#### Data to process
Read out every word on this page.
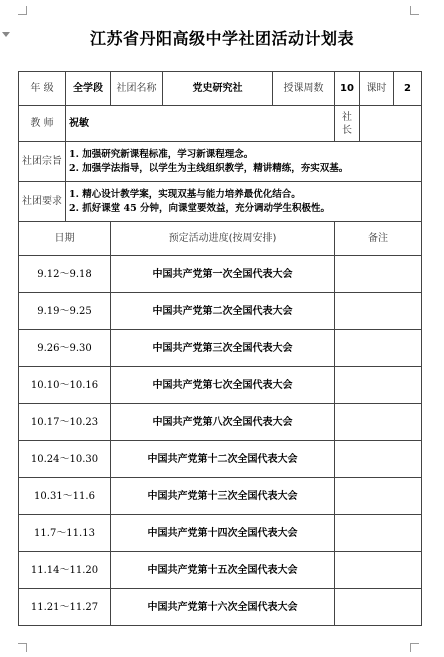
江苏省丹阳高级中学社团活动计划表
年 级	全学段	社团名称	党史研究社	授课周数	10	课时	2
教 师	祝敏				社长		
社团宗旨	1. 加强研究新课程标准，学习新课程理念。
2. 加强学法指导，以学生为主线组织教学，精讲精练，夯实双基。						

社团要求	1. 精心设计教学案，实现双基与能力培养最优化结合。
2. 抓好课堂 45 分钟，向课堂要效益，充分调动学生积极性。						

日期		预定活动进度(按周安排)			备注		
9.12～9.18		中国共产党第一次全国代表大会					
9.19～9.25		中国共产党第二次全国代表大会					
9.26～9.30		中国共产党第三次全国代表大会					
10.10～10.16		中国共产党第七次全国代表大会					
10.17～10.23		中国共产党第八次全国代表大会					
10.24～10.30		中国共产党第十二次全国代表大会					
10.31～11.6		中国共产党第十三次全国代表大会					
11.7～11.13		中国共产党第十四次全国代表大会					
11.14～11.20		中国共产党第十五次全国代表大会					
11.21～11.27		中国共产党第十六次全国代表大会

#### Given instruction
Repeat the listing verbatim. Skip the pictures.

#### Solution for this problem
Read out every word on this page.
江苏省丹阳高级中学社团活动计划表
年 级	全学段	社团名称	党史研究社	授课周数	10	课时	2
教 师	祝敏				社长		
社团宗旨	1. 加强研究新课程标准，学习新课程理念。
2. 加强学法指导，以学生为主线组织教学，精讲精练，夯实双基。						

社团要求	1. 精心设计教学案，实现双基与能力培养最优化结合。
2. 抓好课堂 45 分钟，向课堂要效益，充分调动学生积极性。						

日期		预定活动进度(按周安排)			备注		
9.12～9.18		中国共产党第一次全国代表大会					
9.19～9.25		中国共产党第二次全国代表大会					
9.26～9.30		中国共产党第三次全国代表大会					
10.10～10.16		中国共产党第七次全国代表大会					
10.17～10.23		中国共产党第八次全国代表大会					
10.24～10.30		中国共产党第十二次全国代表大会					
10.31～11.6		中国共产党第十三次全国代表大会					
11.7～11.13		中国共产党第十四次全国代表大会					
11.14～11.20		中国共产党第十五次全国代表大会					
11.21～11.27		中国共产党第十六次全国代表大会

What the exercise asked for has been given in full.